▶ **WRITTEN EXERCISE**: From the listing below, pull out every line where the string "Schwester" appears.

Data records
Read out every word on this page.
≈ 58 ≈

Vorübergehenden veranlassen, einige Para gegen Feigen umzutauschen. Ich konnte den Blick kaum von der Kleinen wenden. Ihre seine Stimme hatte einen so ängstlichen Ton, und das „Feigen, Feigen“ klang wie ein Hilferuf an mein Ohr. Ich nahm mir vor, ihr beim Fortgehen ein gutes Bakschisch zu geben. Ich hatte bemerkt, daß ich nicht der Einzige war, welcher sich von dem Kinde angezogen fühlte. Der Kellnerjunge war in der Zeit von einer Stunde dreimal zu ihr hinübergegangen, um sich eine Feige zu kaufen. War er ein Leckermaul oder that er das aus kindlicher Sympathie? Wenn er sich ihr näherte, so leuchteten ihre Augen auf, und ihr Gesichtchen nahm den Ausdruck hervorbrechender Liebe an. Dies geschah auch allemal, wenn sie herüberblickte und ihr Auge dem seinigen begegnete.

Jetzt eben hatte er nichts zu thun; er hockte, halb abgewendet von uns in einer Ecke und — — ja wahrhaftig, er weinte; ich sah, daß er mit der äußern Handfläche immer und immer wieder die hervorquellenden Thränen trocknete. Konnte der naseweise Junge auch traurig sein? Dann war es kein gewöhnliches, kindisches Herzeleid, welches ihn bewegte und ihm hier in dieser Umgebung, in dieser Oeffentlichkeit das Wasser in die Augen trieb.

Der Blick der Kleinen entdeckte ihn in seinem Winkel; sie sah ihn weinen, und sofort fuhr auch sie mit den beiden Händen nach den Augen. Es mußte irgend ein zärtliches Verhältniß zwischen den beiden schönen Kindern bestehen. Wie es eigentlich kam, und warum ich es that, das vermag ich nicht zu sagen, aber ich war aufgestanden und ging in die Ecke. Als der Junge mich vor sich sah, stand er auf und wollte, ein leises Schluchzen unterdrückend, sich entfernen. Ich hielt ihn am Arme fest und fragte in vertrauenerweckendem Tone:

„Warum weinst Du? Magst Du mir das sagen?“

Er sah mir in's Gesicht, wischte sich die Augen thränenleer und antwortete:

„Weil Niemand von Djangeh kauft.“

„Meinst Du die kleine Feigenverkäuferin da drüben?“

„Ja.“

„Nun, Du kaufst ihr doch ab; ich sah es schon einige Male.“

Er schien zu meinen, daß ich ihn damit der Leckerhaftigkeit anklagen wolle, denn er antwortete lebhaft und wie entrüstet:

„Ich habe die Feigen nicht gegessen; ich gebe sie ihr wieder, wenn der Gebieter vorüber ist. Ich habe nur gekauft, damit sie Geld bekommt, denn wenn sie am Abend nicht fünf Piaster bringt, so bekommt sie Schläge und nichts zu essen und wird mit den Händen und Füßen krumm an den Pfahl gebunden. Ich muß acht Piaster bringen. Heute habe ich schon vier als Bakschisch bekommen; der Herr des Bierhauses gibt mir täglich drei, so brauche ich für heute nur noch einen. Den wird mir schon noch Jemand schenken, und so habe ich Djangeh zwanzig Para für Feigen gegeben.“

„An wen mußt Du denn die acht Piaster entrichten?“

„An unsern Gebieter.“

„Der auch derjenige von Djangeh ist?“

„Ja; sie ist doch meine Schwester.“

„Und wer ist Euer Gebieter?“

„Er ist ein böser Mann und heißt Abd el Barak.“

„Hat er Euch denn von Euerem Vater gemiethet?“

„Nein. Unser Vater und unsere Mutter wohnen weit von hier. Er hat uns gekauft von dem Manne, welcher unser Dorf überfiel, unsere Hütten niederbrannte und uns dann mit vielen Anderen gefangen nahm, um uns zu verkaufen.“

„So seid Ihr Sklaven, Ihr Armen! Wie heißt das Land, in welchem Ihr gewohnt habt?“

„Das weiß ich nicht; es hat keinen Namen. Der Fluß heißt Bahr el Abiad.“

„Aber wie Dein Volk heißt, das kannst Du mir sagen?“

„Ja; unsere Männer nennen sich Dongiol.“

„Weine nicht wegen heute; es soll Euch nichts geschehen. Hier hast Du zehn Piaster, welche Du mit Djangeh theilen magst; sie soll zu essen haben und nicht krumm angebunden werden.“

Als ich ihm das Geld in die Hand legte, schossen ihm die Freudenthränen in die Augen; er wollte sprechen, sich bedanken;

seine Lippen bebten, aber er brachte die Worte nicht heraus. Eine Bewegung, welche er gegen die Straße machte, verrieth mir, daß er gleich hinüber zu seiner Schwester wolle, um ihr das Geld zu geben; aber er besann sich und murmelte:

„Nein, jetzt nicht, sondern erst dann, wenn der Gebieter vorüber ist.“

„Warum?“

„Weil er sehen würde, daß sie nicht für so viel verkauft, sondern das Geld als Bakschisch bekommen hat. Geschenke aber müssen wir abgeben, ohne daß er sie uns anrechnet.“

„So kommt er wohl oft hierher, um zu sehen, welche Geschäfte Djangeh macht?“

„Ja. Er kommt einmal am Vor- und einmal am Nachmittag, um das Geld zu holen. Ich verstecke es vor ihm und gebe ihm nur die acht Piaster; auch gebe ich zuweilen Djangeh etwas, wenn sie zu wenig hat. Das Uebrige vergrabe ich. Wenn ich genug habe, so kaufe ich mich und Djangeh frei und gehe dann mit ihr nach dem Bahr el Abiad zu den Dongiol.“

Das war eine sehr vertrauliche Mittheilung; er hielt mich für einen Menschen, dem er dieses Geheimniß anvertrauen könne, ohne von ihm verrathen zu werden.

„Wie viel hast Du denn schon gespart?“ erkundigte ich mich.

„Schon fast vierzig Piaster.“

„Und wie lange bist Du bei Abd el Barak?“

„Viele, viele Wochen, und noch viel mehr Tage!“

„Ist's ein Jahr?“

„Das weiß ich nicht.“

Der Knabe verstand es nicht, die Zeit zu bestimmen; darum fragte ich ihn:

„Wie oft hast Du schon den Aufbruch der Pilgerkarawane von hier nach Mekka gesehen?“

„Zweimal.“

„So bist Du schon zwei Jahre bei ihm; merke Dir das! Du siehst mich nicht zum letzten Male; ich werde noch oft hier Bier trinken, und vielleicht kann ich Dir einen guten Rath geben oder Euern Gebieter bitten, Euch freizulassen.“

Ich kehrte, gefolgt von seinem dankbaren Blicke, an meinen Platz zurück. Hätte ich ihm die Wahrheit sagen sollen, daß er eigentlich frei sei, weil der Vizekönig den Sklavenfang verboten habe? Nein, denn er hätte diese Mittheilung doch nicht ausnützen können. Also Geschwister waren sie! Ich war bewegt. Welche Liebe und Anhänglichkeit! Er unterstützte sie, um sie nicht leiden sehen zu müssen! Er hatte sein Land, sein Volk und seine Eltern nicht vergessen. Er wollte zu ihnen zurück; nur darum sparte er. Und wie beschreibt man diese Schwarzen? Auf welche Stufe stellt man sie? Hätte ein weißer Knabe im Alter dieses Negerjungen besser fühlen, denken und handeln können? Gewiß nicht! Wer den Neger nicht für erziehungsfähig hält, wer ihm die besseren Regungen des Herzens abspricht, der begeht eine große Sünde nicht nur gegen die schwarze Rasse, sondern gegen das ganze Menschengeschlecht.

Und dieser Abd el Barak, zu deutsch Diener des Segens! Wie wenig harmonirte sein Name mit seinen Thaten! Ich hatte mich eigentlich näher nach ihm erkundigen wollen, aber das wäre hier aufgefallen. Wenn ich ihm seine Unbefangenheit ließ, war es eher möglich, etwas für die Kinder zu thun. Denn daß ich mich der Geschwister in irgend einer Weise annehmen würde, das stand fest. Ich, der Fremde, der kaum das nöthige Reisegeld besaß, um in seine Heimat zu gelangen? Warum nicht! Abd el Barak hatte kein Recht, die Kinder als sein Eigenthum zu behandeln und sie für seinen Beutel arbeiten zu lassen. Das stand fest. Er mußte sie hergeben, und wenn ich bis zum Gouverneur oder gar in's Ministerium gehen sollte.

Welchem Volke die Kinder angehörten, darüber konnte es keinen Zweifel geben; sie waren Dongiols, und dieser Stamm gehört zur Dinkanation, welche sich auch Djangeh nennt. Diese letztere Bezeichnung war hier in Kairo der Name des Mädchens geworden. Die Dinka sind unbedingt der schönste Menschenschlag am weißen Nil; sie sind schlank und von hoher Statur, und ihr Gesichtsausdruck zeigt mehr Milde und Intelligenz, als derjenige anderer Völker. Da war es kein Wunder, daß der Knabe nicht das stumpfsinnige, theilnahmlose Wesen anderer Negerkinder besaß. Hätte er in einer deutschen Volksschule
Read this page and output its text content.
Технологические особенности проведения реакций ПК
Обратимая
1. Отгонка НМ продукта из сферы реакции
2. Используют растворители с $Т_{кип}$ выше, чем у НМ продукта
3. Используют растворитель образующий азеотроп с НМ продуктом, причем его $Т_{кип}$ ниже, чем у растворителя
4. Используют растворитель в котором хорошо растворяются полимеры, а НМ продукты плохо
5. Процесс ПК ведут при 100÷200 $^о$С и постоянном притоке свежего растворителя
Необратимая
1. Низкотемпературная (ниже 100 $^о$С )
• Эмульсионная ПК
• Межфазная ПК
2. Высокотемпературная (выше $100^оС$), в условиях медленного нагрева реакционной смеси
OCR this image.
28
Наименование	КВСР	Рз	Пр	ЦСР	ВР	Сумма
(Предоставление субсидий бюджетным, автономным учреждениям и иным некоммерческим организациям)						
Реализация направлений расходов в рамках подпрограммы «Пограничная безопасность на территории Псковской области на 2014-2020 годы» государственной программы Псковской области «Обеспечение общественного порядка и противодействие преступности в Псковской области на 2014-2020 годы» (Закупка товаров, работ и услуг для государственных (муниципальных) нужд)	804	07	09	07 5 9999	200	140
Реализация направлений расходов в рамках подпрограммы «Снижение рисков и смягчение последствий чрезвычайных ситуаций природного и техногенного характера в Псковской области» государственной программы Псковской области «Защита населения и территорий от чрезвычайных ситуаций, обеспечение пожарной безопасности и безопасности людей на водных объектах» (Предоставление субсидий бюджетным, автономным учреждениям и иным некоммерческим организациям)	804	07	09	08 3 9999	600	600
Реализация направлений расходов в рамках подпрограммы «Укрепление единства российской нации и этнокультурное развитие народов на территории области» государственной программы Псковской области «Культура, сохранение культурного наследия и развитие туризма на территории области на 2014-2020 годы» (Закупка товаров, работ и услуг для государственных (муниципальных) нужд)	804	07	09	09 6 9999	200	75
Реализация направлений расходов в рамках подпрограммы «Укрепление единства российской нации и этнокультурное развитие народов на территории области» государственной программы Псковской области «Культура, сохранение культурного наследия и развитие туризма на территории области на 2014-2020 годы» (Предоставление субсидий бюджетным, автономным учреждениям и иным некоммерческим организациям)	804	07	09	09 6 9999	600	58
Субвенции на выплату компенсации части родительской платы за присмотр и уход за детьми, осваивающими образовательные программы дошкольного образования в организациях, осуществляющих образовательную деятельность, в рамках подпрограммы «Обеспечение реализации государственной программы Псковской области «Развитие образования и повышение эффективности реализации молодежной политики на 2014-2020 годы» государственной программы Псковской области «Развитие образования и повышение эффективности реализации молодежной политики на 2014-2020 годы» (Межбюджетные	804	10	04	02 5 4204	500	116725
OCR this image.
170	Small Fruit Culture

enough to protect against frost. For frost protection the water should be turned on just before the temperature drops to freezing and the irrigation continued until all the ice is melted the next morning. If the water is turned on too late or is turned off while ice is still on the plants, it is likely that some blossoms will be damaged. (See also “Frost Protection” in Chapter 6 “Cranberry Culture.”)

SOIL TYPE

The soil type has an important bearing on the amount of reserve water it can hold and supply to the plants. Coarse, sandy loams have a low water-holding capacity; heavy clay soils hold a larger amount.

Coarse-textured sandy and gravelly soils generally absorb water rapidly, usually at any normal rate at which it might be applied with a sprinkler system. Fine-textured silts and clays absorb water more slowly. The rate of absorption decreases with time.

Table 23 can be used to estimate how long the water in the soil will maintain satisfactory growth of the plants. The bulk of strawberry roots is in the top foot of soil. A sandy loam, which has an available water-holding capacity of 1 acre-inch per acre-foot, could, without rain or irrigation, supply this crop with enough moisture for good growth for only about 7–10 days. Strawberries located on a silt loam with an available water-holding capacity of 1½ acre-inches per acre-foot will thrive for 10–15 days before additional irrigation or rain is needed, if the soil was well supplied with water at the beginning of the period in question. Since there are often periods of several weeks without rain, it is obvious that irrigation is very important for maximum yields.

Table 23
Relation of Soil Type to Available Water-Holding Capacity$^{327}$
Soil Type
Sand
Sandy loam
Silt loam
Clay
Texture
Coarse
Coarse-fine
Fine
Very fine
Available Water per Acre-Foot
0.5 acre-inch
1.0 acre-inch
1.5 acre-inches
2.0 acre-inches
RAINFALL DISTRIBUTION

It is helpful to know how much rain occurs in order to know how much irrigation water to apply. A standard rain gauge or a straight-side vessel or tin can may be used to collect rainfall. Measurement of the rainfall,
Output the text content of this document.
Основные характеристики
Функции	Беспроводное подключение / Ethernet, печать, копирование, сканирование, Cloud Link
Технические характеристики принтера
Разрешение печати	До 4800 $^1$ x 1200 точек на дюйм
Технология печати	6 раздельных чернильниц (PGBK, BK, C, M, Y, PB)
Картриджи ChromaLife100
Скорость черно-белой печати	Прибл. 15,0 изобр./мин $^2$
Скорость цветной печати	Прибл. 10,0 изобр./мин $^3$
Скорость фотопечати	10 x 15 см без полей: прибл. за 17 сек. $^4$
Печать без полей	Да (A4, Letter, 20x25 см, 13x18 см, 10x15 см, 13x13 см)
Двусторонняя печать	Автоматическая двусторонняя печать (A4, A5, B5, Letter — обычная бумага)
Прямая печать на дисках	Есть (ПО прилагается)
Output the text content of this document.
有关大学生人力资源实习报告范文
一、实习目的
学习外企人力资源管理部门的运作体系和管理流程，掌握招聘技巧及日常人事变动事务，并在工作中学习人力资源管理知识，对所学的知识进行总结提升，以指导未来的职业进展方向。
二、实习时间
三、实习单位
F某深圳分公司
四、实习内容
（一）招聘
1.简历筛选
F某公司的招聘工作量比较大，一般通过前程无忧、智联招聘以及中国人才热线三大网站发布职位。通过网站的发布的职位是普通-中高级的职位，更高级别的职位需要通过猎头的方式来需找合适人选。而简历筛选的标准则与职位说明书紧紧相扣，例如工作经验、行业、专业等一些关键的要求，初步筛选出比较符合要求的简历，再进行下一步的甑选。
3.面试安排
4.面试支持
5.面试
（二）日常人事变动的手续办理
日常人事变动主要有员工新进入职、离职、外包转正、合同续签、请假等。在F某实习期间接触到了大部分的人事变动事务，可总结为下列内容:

▶ **EXERCISE RESPONSE**:
„Ja; sie ist doch meine Schwester.“
seine Lippen bebten, aber er brachte die Worte nicht heraus. Eine Bewegung, welche er gegen die Straße machte, verrieth mir, daß er gleich hinüber zu seiner Schwester wolle, um ihr das Geld zu geben; aber er besann sich und murmelte:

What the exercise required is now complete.